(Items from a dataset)
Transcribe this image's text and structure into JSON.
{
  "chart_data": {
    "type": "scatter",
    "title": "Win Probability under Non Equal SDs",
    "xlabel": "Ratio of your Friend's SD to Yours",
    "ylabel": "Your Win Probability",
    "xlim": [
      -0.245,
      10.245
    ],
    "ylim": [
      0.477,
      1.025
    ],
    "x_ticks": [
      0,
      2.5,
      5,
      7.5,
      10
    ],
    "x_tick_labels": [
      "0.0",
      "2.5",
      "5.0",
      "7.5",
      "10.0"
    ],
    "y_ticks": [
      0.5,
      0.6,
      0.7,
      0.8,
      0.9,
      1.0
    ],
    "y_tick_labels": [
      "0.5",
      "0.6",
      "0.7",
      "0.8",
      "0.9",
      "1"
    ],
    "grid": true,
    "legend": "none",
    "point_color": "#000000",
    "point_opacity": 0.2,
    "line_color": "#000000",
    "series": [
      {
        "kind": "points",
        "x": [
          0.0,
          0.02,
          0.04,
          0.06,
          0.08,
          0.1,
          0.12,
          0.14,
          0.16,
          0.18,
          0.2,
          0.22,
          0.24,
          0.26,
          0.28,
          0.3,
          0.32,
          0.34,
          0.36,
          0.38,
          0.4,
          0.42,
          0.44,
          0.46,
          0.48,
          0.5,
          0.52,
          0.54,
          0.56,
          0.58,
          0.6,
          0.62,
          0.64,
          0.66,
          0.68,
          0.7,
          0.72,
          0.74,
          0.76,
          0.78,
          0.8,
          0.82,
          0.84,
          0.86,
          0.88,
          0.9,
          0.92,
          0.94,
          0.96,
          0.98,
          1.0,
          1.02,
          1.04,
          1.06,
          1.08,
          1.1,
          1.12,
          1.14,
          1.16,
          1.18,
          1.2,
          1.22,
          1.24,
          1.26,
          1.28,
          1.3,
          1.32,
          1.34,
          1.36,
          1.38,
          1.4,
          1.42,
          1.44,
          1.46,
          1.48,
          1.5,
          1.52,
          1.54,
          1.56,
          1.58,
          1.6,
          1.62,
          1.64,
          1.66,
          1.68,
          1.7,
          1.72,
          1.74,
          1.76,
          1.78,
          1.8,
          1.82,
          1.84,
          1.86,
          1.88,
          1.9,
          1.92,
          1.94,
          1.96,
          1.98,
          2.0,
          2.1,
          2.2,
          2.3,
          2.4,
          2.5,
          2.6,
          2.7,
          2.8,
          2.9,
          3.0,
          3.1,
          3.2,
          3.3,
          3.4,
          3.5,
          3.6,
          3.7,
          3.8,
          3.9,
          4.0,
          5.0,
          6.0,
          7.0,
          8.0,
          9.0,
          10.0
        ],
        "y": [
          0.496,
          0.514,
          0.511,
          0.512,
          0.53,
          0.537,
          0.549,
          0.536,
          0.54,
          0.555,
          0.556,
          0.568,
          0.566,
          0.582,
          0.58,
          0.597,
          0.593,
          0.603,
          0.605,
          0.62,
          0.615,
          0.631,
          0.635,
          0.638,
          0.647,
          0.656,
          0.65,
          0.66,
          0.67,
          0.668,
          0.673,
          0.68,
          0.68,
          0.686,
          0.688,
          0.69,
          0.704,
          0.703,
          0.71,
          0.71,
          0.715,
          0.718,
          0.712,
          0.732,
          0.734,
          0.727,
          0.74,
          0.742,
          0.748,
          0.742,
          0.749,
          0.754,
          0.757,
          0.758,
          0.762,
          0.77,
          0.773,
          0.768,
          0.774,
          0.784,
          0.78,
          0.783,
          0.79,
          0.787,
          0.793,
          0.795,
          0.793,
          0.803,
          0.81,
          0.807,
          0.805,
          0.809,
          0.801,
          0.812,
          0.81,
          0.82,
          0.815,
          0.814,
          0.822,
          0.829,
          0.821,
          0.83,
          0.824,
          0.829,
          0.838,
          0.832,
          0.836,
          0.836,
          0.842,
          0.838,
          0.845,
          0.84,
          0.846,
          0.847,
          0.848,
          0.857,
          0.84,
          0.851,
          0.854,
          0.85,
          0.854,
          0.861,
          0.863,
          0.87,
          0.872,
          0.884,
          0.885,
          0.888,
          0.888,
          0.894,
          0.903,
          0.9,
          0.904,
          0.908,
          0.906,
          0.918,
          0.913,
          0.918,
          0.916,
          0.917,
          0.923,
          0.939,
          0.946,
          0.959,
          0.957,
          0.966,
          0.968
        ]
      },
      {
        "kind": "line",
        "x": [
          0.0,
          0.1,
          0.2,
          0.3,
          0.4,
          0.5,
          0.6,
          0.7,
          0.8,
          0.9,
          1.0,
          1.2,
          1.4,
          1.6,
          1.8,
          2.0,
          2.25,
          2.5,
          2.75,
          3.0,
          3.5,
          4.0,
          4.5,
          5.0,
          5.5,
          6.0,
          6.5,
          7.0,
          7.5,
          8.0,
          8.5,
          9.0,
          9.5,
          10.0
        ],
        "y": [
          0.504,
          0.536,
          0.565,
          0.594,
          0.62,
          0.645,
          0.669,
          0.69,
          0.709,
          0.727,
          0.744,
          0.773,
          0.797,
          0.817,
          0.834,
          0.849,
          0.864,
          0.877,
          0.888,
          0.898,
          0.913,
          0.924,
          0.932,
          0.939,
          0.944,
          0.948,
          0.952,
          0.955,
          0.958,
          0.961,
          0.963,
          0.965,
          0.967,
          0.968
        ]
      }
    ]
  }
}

_GOAL_: Which lines above hold the word "Probability"? Copy each of them.

_RESPONSE_:
    "title": "Win Probability under Non Equal SDs",
    "ylabel": "Your Win Probability",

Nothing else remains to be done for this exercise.